[Start LISTING]
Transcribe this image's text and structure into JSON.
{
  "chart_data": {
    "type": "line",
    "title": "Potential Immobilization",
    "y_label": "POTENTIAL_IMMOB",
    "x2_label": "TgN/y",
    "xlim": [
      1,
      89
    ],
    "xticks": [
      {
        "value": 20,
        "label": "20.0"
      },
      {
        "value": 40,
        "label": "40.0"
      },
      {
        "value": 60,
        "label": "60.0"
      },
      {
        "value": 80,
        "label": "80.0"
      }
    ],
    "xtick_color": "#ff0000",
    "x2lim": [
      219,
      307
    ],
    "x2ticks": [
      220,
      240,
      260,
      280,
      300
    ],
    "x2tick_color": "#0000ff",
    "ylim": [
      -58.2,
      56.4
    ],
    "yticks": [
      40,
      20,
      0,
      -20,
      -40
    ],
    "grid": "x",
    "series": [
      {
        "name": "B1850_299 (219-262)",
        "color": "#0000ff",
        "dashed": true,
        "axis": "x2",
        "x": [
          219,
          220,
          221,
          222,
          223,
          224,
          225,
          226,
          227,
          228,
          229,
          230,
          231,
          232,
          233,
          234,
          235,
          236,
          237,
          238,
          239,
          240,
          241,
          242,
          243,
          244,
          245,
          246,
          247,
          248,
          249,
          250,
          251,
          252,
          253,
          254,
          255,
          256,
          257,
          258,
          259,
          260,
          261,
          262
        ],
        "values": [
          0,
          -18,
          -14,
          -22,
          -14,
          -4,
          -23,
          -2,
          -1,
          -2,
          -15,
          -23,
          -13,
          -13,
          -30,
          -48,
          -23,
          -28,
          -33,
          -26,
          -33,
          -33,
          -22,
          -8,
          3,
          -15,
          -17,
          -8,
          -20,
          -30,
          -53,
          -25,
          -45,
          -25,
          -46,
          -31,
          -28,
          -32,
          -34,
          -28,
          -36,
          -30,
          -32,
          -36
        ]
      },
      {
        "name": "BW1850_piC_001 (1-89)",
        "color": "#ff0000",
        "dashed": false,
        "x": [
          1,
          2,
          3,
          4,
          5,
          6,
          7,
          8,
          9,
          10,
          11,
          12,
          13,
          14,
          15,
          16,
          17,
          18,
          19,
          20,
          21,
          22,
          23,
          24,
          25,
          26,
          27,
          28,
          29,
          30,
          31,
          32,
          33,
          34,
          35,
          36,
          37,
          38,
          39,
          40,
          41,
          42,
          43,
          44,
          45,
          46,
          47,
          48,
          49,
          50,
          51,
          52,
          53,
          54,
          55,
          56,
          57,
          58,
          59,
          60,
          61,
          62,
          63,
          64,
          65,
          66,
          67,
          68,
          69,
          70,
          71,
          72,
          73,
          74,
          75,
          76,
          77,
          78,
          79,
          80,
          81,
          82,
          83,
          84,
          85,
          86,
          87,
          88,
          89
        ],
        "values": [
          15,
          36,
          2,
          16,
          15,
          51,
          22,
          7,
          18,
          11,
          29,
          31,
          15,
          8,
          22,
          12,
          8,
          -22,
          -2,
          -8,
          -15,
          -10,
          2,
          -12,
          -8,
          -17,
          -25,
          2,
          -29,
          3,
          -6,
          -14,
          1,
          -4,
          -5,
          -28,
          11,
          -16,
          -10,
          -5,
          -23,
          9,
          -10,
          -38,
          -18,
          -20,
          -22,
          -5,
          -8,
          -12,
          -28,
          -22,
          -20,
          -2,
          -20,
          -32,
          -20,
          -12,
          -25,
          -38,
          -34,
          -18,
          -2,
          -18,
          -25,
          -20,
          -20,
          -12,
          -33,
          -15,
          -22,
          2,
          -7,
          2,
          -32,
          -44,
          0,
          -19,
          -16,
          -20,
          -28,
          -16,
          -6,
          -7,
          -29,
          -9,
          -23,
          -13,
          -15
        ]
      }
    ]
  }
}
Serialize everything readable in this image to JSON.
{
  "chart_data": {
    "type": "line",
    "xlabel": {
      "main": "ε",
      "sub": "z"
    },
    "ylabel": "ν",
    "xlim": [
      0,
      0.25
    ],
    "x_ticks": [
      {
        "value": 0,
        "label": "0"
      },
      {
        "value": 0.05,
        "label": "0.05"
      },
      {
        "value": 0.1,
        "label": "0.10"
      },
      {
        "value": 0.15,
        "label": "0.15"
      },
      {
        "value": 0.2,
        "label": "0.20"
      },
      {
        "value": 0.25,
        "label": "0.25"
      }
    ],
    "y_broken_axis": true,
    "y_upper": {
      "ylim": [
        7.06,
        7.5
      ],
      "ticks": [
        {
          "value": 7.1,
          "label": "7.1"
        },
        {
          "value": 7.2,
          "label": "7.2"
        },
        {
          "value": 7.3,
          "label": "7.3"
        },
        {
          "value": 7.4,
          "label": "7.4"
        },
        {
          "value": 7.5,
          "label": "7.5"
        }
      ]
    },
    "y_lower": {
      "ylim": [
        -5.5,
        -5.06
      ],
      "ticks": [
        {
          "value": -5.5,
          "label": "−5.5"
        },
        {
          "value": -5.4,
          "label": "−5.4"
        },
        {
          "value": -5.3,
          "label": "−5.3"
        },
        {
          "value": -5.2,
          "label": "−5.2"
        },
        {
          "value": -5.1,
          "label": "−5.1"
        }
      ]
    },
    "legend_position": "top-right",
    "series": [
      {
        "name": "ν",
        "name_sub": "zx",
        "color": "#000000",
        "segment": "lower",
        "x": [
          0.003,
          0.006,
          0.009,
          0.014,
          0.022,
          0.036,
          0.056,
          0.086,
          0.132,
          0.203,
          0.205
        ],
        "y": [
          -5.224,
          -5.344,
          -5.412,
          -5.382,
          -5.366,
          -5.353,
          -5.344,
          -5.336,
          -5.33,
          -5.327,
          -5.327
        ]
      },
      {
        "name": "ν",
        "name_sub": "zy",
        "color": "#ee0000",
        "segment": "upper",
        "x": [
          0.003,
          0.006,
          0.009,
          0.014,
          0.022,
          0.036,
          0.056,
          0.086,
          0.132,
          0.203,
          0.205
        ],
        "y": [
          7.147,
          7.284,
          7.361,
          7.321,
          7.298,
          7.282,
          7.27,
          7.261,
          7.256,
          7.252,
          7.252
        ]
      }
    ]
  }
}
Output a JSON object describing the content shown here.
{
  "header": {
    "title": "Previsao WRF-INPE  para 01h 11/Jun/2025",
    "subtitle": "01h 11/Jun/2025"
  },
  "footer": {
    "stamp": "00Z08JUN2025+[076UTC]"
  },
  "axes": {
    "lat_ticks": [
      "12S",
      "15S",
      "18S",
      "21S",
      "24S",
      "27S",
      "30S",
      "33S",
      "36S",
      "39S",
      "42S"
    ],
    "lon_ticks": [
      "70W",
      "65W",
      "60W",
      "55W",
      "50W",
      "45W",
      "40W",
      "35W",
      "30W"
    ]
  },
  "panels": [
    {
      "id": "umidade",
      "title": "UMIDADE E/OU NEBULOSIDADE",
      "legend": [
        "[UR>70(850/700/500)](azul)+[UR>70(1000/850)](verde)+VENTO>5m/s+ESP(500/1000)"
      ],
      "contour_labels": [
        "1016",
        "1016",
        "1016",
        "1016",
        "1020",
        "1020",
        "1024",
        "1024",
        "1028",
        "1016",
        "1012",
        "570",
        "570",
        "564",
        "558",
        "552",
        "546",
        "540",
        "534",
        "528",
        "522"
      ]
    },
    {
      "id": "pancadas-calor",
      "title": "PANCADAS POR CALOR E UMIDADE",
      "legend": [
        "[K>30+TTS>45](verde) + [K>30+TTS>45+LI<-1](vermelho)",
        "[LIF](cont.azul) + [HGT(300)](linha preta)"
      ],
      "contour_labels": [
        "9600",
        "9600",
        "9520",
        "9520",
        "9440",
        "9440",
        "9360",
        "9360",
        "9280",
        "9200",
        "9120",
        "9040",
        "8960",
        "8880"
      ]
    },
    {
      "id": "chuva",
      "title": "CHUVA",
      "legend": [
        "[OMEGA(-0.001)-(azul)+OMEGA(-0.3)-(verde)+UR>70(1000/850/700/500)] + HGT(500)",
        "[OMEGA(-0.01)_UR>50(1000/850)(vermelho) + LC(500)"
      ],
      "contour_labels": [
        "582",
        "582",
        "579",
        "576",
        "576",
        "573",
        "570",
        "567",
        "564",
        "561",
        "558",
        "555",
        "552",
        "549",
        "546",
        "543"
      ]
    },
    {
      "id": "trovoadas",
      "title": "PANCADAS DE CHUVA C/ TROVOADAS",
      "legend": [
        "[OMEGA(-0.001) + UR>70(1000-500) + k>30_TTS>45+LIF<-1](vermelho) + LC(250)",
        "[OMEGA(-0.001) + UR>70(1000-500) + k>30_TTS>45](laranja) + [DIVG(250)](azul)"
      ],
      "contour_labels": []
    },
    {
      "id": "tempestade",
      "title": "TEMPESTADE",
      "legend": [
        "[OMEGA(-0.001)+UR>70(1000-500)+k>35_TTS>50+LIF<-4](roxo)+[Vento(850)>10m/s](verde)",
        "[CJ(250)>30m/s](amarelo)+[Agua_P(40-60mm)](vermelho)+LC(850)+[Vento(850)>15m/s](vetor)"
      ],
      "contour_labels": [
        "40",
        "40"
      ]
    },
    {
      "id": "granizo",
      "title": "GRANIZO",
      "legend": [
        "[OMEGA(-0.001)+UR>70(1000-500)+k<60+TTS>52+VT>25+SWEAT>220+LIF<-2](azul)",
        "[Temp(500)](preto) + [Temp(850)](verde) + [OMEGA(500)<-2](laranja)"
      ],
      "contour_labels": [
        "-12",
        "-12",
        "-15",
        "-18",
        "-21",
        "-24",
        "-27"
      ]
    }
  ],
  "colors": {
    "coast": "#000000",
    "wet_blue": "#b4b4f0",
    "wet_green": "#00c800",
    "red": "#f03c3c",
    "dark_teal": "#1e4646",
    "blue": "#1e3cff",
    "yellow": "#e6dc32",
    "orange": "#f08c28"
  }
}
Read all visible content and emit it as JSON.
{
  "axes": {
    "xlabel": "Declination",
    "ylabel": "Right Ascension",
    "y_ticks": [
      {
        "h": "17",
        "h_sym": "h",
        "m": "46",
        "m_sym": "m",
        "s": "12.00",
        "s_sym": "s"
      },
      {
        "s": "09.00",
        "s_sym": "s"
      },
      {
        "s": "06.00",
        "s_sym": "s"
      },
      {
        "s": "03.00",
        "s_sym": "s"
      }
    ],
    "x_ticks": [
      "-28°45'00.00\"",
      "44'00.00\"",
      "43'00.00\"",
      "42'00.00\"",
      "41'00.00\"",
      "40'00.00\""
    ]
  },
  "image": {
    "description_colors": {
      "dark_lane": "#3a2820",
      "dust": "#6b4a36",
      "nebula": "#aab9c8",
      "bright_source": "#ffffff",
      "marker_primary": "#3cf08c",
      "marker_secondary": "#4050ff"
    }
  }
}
[End LISTING]
WORK TO BE COMPLETED » Your task is to write out the lines from the one with "Read all visible content and emit it as JSON." through the end of the records, exactly and with nothing added.

TASK SOLUTION »
Read all visible content and emit it as JSON.
{
  "axes": {
    "xlabel": "Declination",
    "ylabel": "Right Ascension",
    "y_ticks": [
      {
        "h": "17",
        "h_sym": "h",
        "m": "46",
        "m_sym": "m",
        "s": "12.00",
        "s_sym": "s"
      },
      {
        "s": "09.00",
        "s_sym": "s"
      },
      {
        "s": "06.00",
        "s_sym": "s"
      },
      {
        "s": "03.00",
        "s_sym": "s"
      }
    ],
    "x_ticks": [
      "-28°45'00.00\"",
      "44'00.00\"",
      "43'00.00\"",
      "42'00.00\"",
      "41'00.00\"",
      "40'00.00\""
    ]
  },
  "image": {
    "description_colors": {
      "dark_lane": "#3a2820",
      "dust": "#6b4a36",
      "nebula": "#aab9c8",
      "bright_source": "#ffffff",
      "marker_primary": "#3cf08c",
      "marker_secondary": "#4050ff"
    }
  }
}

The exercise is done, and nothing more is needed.